Gather all lines with the word "consumer" in them.
_ _ _ _ _ _ _
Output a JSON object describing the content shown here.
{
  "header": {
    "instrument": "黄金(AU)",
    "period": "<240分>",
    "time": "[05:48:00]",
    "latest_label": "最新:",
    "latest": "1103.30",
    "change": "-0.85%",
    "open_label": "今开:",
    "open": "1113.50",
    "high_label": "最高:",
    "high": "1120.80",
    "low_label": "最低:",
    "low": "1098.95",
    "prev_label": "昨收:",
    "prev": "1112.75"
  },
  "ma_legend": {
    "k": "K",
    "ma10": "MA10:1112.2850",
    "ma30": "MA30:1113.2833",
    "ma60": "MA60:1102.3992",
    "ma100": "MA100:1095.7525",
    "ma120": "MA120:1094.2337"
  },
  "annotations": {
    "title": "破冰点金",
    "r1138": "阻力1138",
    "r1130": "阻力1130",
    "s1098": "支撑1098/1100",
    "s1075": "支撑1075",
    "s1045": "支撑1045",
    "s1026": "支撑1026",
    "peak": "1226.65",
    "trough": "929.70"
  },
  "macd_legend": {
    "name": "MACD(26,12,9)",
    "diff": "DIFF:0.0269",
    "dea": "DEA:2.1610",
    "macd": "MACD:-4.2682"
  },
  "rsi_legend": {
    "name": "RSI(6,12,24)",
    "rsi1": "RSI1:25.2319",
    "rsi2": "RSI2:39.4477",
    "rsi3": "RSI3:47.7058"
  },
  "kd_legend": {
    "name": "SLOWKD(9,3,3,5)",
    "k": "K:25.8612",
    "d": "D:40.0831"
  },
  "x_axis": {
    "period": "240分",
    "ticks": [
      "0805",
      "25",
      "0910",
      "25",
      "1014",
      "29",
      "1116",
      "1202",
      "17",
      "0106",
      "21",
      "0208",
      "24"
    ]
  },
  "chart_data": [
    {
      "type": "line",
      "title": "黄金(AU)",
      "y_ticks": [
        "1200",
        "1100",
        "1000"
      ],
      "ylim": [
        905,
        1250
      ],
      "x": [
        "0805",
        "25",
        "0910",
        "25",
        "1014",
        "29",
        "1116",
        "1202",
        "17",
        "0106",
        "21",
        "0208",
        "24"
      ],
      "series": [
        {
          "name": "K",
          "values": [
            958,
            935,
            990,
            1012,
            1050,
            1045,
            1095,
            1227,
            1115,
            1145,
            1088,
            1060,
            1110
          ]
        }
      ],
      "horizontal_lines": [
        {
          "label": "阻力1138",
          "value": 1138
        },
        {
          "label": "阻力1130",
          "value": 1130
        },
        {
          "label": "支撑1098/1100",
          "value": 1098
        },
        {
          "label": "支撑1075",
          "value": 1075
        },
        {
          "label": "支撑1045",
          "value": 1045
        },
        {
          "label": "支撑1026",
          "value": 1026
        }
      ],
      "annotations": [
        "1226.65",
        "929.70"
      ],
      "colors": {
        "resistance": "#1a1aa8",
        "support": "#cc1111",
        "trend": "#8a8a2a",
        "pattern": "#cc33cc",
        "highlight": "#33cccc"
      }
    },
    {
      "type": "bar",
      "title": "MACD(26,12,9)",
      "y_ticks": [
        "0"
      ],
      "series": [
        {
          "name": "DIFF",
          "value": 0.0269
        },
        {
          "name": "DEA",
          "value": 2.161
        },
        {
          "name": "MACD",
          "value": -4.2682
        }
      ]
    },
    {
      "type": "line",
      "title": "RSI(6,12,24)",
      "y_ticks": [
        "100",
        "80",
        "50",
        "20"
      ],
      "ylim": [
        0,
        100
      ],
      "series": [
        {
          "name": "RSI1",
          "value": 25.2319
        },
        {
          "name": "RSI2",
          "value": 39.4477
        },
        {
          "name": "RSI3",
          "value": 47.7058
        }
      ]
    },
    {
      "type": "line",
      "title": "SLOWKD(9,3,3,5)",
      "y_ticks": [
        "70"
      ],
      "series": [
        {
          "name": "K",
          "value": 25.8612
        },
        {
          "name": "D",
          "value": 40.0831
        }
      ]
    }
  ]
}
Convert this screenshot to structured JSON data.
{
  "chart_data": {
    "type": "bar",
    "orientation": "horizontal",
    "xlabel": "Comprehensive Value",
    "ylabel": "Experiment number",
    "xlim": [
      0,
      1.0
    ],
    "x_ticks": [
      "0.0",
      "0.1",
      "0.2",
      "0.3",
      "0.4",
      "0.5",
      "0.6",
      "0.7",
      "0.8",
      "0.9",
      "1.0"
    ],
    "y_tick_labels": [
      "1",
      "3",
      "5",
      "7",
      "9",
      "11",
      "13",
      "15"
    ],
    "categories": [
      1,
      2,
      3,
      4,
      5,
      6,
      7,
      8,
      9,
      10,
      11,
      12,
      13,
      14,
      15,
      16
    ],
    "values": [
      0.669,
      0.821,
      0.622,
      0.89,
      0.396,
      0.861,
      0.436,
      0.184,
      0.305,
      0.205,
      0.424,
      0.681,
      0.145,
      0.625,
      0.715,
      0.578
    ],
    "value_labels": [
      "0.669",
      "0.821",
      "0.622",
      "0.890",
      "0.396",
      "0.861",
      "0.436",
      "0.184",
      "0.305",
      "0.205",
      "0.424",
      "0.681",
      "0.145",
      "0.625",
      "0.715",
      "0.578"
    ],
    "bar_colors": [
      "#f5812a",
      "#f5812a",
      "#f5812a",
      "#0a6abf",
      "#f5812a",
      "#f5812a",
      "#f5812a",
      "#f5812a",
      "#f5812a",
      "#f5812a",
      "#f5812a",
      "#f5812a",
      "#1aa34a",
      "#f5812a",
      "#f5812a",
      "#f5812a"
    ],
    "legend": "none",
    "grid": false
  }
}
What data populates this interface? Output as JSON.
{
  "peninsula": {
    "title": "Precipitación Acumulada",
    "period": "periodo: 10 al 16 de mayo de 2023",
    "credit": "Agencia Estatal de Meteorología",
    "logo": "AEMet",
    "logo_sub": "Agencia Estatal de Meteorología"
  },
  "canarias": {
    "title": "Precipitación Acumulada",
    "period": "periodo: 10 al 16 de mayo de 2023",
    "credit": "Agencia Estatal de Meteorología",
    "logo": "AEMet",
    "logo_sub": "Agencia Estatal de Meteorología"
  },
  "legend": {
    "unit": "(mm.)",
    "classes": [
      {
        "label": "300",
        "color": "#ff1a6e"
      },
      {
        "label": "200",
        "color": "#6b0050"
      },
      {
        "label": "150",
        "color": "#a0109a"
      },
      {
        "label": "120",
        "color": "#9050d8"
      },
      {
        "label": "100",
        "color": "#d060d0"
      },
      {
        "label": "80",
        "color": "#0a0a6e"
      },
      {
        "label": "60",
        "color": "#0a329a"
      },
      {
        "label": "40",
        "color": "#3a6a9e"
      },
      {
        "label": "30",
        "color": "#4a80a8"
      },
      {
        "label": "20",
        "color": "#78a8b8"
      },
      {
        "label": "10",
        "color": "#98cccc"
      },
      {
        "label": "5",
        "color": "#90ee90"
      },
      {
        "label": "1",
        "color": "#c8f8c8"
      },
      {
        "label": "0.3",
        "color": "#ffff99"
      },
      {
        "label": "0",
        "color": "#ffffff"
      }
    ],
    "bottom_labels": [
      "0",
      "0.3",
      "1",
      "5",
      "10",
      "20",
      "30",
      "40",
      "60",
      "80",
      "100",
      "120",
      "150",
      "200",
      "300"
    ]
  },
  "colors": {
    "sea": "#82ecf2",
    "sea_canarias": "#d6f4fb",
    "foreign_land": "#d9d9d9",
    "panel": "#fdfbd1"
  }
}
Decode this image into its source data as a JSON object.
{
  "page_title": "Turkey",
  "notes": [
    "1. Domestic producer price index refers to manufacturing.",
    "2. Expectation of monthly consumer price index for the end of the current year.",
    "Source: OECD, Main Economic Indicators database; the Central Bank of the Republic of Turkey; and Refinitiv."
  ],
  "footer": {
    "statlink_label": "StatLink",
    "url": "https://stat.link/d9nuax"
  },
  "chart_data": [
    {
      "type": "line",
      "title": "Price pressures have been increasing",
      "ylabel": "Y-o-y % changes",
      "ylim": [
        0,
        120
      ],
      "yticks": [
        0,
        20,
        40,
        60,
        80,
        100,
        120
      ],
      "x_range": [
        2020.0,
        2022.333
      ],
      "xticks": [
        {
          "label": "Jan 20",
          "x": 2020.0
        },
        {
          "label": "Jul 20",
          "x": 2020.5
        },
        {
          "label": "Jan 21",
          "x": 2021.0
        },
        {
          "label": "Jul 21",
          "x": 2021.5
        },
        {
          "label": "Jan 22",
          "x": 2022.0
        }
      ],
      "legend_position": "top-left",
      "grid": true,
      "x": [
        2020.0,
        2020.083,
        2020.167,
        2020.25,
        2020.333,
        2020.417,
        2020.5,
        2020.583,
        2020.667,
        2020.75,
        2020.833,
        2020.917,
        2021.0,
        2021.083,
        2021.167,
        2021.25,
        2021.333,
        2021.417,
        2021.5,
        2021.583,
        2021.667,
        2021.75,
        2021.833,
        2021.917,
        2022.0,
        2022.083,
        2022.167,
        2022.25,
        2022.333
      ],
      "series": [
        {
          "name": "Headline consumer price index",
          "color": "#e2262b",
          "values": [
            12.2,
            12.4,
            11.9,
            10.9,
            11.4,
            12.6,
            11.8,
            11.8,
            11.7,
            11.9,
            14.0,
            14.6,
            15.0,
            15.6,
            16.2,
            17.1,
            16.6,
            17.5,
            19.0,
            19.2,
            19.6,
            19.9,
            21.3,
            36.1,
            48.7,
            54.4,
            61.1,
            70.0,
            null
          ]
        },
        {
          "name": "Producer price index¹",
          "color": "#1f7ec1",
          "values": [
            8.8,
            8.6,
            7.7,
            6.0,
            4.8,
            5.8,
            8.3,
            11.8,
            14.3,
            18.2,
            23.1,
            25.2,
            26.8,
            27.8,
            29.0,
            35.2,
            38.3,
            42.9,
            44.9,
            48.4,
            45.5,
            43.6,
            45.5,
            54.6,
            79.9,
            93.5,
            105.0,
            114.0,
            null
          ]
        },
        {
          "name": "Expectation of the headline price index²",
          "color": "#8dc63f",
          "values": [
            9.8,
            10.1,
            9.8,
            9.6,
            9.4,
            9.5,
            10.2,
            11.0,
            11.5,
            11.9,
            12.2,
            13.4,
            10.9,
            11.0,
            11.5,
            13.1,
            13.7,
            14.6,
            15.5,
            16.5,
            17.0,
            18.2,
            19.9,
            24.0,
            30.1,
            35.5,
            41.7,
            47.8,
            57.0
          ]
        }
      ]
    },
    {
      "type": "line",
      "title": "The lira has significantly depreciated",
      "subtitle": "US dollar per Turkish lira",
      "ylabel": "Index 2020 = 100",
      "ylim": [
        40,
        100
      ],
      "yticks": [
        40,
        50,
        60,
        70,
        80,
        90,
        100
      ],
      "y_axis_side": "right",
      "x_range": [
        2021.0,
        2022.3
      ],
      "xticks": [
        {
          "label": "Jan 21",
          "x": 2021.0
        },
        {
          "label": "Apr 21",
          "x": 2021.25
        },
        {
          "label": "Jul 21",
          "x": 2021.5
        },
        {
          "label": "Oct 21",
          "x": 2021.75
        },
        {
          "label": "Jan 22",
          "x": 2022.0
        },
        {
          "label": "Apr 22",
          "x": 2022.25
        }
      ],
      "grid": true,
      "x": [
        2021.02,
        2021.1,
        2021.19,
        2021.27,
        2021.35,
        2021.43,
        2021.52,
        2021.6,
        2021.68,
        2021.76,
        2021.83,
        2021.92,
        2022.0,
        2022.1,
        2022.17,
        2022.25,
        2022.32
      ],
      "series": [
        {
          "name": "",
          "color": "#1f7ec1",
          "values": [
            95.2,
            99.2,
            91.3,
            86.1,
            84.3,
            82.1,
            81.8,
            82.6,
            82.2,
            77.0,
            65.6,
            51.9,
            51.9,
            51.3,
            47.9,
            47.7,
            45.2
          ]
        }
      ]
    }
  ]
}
_ _ _ _ _ _ _
#### REPLY:
    "2. Expectation of monthly consumer price index for the end of the current year.",
          "name": "Headline consumer price index",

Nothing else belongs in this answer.